- _GIVEN EXERCISE_:
Check each line of the listing, and copy it if it contains the word "this".

[BEGIN DATASET EXTRACT]

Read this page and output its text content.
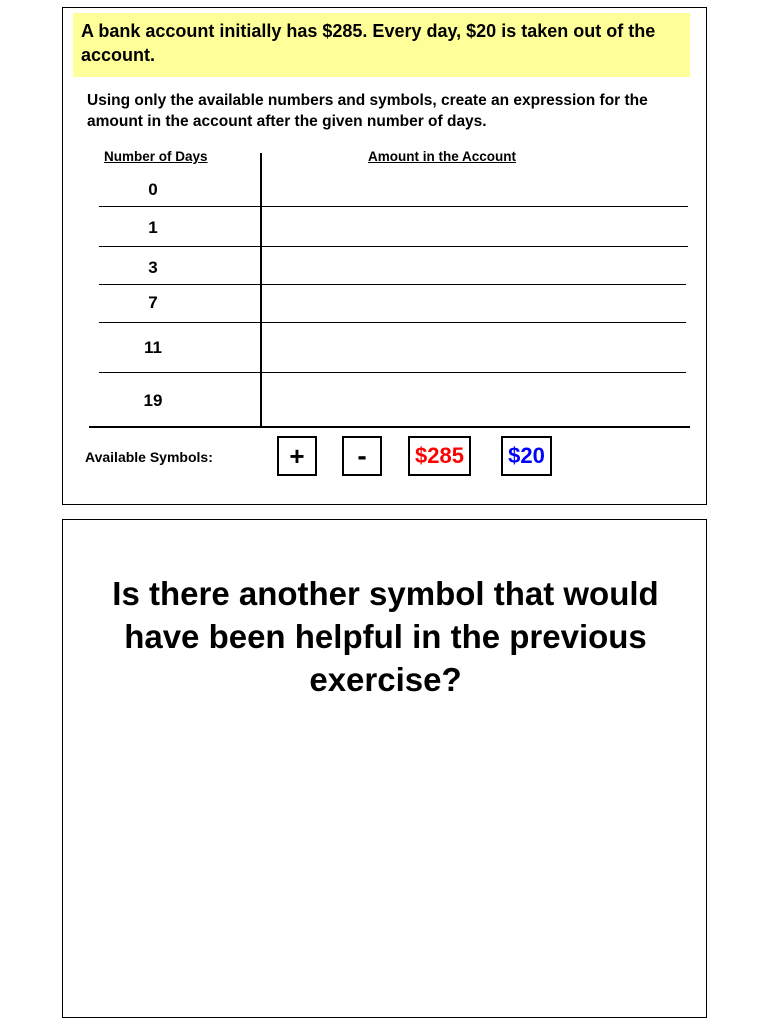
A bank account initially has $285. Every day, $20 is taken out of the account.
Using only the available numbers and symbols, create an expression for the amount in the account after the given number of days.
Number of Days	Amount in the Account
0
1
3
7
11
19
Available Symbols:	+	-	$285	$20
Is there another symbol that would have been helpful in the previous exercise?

[END DATASET EXTRACT]
[BEGIN DATASET EXTRACT]

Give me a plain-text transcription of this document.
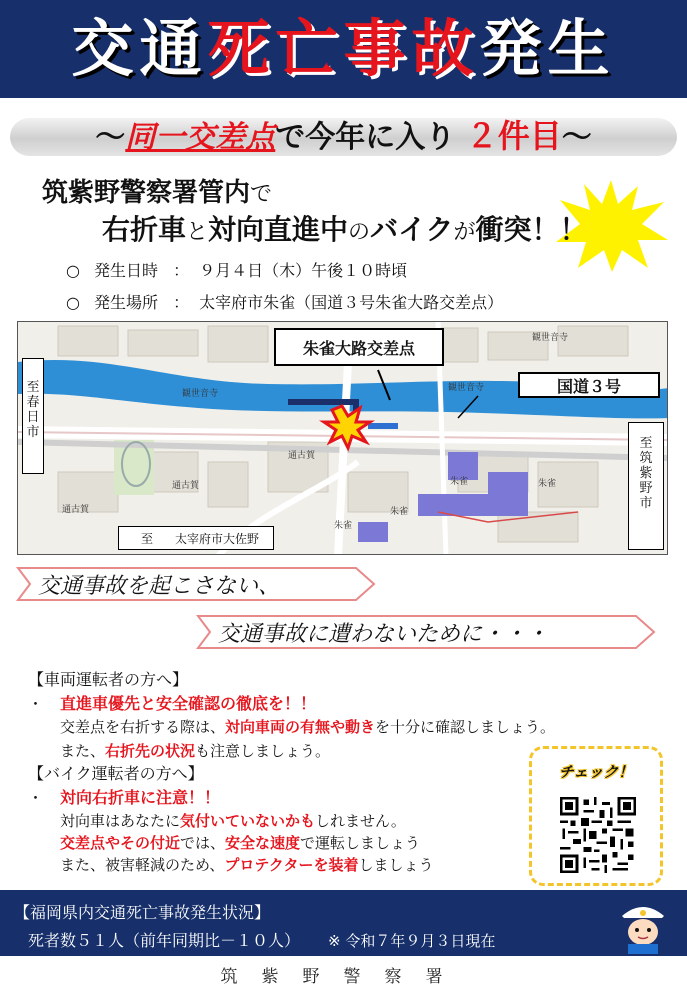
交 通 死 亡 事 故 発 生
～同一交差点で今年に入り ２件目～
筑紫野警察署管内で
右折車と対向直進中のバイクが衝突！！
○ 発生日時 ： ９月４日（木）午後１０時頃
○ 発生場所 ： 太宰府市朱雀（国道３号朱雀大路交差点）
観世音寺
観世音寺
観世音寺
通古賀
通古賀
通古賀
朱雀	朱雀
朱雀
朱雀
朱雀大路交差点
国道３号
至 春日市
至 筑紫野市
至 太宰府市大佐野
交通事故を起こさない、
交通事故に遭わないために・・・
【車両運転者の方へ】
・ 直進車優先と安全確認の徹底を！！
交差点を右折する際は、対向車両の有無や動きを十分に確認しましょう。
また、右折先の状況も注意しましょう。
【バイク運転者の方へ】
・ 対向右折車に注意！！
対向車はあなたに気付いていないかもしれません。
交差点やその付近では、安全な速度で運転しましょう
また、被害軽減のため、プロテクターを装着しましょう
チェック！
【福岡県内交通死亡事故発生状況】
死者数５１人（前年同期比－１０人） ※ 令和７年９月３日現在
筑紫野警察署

[END DATASET EXTRACT]

- _TASK ANSWER_:
Read this page and output its text content.
Give me a plain-text transcription of this document.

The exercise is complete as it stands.